Exercise brief — Scan the data. Collect each line that contains the word "addition".

Task inputs —
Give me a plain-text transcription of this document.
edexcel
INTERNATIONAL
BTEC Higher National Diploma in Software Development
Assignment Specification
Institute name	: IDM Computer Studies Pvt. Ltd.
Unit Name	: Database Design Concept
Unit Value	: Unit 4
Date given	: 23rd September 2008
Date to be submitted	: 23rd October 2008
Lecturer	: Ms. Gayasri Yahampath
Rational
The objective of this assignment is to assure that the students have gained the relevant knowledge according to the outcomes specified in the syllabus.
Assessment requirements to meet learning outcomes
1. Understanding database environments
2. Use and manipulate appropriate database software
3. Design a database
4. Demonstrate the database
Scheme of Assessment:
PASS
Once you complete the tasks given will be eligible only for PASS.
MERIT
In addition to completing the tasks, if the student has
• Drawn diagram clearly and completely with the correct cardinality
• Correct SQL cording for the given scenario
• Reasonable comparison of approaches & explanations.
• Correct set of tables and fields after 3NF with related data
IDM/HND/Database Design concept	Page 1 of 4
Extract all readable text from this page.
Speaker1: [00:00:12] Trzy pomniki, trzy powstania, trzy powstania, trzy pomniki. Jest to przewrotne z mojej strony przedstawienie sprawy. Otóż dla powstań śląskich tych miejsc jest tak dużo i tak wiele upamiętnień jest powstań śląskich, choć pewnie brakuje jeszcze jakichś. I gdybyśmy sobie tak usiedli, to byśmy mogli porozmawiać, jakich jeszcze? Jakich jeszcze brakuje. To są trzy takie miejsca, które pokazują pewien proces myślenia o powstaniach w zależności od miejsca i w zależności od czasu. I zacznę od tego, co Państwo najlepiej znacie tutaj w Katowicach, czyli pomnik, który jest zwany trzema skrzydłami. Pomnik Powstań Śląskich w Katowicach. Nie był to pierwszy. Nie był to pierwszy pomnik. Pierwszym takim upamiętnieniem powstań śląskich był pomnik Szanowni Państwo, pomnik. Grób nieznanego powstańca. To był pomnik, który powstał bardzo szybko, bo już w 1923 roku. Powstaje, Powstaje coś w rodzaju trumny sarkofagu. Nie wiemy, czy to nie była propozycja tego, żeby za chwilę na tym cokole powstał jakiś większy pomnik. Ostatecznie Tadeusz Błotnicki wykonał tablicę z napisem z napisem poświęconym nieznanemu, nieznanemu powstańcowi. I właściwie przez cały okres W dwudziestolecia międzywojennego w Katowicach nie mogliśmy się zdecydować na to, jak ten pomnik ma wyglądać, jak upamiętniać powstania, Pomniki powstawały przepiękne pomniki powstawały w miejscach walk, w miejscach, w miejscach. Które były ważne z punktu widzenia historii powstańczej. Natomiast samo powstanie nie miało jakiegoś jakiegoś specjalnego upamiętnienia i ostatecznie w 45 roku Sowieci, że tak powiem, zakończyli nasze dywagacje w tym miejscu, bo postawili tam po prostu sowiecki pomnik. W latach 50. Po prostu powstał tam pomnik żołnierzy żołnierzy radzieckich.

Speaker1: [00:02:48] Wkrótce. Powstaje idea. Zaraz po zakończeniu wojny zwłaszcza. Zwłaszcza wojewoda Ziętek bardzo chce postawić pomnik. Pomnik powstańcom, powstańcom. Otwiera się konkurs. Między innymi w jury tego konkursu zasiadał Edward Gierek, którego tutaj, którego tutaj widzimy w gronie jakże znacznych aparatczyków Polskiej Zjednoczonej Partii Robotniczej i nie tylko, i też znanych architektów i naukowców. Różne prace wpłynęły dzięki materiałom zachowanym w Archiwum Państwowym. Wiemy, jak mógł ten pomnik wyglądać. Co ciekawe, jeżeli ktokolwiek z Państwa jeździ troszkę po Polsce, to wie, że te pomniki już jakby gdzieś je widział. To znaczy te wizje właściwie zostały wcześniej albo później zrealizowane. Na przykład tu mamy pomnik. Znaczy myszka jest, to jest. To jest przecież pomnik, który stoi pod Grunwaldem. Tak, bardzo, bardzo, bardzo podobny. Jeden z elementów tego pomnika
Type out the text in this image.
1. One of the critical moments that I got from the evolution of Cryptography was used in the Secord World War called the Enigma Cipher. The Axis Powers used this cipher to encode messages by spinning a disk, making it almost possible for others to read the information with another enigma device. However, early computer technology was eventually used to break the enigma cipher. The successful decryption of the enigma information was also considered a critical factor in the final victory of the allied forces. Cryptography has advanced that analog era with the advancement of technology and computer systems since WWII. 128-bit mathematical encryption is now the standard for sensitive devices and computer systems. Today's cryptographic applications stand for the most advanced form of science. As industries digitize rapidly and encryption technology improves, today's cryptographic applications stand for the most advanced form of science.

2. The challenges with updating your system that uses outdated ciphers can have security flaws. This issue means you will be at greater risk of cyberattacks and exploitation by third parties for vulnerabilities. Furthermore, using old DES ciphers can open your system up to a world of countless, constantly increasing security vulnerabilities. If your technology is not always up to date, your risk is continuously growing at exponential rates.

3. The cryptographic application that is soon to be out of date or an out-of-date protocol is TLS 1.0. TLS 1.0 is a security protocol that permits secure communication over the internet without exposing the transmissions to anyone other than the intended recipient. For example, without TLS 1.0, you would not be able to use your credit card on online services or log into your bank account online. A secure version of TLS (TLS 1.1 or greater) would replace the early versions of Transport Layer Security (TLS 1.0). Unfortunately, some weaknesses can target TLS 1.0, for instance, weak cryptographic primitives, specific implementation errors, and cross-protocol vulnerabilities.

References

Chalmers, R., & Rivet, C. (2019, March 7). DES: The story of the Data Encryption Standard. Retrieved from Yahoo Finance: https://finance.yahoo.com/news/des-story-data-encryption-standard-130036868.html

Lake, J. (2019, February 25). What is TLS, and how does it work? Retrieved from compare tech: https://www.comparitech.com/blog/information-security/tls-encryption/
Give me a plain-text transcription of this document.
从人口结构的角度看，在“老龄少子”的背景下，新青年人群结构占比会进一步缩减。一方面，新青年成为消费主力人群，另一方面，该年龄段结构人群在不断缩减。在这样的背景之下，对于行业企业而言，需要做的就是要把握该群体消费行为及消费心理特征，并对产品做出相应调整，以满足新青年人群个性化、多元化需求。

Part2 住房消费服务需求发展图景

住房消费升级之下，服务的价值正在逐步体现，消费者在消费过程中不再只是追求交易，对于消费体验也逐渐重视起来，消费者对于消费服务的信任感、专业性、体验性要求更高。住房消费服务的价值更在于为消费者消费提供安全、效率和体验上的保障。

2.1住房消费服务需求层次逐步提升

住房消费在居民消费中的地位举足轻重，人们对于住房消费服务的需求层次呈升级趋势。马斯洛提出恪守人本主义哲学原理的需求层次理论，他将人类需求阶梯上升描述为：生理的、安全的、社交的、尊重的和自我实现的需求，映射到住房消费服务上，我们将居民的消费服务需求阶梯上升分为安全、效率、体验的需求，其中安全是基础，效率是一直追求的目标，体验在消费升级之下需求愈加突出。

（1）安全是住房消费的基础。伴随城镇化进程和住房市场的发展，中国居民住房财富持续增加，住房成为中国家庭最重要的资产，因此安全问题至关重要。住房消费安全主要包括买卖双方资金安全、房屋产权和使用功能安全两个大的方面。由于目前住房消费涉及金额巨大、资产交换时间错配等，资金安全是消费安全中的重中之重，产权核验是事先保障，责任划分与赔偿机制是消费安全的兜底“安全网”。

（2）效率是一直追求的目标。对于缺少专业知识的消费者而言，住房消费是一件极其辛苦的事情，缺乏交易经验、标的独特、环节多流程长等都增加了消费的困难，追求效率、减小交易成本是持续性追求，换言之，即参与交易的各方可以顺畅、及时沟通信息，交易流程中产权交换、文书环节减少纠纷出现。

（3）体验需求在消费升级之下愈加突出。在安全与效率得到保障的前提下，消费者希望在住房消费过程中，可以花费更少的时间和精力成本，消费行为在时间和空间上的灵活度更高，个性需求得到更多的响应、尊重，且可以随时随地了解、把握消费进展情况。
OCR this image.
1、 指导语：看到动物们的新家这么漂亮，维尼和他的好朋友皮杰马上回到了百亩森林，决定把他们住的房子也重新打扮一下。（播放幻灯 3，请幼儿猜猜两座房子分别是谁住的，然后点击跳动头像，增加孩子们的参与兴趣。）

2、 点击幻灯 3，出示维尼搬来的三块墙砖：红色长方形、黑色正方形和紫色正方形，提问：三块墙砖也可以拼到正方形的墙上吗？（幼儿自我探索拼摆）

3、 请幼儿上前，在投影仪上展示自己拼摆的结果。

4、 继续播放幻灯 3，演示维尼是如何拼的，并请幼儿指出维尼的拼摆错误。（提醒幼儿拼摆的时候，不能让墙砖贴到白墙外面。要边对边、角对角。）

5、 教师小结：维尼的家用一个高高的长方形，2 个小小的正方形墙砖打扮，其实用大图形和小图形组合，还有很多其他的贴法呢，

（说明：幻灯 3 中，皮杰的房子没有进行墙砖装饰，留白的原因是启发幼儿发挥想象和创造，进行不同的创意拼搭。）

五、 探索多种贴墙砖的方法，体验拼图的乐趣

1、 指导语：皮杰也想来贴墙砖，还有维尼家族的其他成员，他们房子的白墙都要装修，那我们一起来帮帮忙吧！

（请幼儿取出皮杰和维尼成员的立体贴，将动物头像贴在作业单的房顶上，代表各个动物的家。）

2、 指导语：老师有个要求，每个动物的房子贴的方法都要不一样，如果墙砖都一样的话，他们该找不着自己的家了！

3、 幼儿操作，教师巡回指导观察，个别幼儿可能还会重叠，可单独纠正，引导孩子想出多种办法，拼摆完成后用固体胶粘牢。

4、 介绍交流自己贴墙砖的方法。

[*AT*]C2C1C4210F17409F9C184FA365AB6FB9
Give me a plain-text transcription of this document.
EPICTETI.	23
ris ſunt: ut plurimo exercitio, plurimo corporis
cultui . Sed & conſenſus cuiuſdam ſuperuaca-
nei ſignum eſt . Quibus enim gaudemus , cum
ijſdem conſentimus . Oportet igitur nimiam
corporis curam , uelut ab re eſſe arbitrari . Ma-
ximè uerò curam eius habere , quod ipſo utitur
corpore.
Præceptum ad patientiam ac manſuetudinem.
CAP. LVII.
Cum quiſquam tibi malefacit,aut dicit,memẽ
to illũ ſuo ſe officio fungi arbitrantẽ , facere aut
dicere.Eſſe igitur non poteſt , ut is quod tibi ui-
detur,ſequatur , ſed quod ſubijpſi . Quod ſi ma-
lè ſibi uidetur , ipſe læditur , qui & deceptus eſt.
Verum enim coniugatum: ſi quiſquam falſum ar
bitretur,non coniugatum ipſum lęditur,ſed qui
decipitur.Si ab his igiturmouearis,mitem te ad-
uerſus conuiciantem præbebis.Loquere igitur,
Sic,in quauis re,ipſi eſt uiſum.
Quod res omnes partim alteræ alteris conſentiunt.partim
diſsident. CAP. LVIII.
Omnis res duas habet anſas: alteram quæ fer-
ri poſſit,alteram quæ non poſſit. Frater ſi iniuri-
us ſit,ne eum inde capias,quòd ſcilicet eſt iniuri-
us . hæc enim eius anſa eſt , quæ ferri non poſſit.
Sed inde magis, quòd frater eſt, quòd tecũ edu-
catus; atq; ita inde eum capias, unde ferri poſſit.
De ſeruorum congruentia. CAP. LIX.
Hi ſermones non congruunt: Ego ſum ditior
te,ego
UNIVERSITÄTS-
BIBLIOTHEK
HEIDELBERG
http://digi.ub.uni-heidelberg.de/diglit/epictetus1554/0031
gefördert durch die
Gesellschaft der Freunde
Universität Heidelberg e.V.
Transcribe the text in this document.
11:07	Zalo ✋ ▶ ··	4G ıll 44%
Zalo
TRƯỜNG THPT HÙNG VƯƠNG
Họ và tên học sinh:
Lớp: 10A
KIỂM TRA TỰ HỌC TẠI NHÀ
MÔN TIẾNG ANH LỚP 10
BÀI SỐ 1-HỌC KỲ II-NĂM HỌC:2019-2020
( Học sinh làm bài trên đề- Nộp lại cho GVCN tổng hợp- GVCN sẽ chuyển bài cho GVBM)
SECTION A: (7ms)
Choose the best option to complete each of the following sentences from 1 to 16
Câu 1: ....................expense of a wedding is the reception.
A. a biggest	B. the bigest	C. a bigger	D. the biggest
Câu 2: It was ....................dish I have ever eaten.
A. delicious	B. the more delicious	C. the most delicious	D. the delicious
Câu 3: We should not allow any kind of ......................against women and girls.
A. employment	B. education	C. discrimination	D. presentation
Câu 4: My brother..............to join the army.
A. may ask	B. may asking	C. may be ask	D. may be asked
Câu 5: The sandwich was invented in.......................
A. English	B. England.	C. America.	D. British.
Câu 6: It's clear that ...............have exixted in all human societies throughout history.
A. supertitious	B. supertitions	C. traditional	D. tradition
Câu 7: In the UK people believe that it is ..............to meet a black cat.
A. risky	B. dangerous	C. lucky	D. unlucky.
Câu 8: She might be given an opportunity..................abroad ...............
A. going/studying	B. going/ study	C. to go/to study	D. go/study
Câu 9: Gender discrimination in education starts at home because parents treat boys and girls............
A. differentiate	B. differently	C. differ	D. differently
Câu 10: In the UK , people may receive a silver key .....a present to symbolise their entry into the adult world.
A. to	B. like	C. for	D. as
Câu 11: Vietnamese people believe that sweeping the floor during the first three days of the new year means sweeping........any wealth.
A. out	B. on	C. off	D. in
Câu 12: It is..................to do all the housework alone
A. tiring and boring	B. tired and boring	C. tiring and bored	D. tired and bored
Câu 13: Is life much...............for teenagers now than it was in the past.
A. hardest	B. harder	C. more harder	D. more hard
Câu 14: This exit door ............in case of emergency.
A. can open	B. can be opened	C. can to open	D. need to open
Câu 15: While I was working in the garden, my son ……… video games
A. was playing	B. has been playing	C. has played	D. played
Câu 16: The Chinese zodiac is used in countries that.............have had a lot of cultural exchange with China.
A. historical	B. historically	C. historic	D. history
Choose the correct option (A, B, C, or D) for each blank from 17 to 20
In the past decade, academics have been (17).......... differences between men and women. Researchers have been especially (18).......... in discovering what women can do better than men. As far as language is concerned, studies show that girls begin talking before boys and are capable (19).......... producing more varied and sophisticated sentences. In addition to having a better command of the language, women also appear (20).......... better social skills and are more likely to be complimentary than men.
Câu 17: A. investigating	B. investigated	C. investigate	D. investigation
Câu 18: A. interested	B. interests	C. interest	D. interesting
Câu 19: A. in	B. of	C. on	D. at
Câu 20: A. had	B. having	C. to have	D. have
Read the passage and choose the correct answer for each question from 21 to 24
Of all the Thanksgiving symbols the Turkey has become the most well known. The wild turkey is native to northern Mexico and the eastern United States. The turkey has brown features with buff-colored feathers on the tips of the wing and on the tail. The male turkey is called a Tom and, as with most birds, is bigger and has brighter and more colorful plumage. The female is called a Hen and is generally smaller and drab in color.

Output for this exercise —
In addition to completing the tasks, if the student has
In the past decade, academics have been (17).......... differences between men and women. Researchers have been especially (18).......... in discovering what women can do better than men. As far as language is concerned, studies show that girls begin talking before boys and are capable (19).......... producing more varied and sophisticated sentences. In addition to having a better command of the language, women also appear (20).......... better social skills and are more likely to be complimentary than men.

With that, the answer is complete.